*Entries shown:*
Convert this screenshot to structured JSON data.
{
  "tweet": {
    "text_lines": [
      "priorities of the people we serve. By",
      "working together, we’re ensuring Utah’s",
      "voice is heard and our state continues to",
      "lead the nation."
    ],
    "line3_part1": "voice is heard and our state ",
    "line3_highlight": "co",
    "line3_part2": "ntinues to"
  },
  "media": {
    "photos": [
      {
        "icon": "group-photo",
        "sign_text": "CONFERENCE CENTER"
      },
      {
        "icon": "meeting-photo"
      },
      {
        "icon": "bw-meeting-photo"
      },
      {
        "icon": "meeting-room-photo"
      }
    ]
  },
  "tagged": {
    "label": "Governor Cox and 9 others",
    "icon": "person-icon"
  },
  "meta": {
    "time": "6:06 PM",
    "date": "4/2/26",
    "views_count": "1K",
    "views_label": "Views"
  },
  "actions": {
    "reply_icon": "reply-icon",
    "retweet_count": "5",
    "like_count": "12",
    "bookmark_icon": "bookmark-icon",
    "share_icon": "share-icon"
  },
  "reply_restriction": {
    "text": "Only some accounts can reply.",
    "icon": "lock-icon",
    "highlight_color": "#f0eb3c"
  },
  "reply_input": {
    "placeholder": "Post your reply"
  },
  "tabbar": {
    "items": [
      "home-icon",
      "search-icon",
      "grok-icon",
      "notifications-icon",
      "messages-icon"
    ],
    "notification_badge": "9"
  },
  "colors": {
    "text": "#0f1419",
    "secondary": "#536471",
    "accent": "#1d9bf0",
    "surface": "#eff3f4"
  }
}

*Task details:*
Restate the data above exactly, keeping each word as it stands.

*Task output:*
Convert this screenshot to structured JSON data.
{
  "tweet": {
    "text_lines": [
      "priorities of the people we serve. By",
      "working together, we’re ensuring Utah’s",
      "voice is heard and our state continues to",
      "lead the nation."
    ],
    "line3_part1": "voice is heard and our state ",
    "line3_highlight": "co",
    "line3_part2": "ntinues to"
  },
  "media": {
    "photos": [
      {
        "icon": "group-photo",
        "sign_text": "CONFERENCE CENTER"
      },
      {
        "icon": "meeting-photo"
      },
      {
        "icon": "bw-meeting-photo"
      },
      {
        "icon": "meeting-room-photo"
      }
    ]
  },
  "tagged": {
    "label": "Governor Cox and 9 others",
    "icon": "person-icon"
  },
  "meta": {
    "time": "6:06 PM",
    "date": "4/2/26",
    "views_count": "1K",
    "views_label": "Views"
  },
  "actions": {
    "reply_icon": "reply-icon",
    "retweet_count": "5",
    "like_count": "12",
    "bookmark_icon": "bookmark-icon",
    "share_icon": "share-icon"
  },
  "reply_restriction": {
    "text": "Only some accounts can reply.",
    "icon": "lock-icon",
    "highlight_color": "#f0eb3c"
  },
  "reply_input": {
    "placeholder": "Post your reply"
  },
  "tabbar": {
    "items": [
      "home-icon",
      "search-icon",
      "grok-icon",
      "notifications-icon",
      "messages-icon"
    ],
    "notification_badge": "9"
  },
  "colors": {
    "text": "#0f1419",
    "secondary": "#536471",
    "accent": "#1d9bf0",
    "surface": "#eff3f4"
  }
}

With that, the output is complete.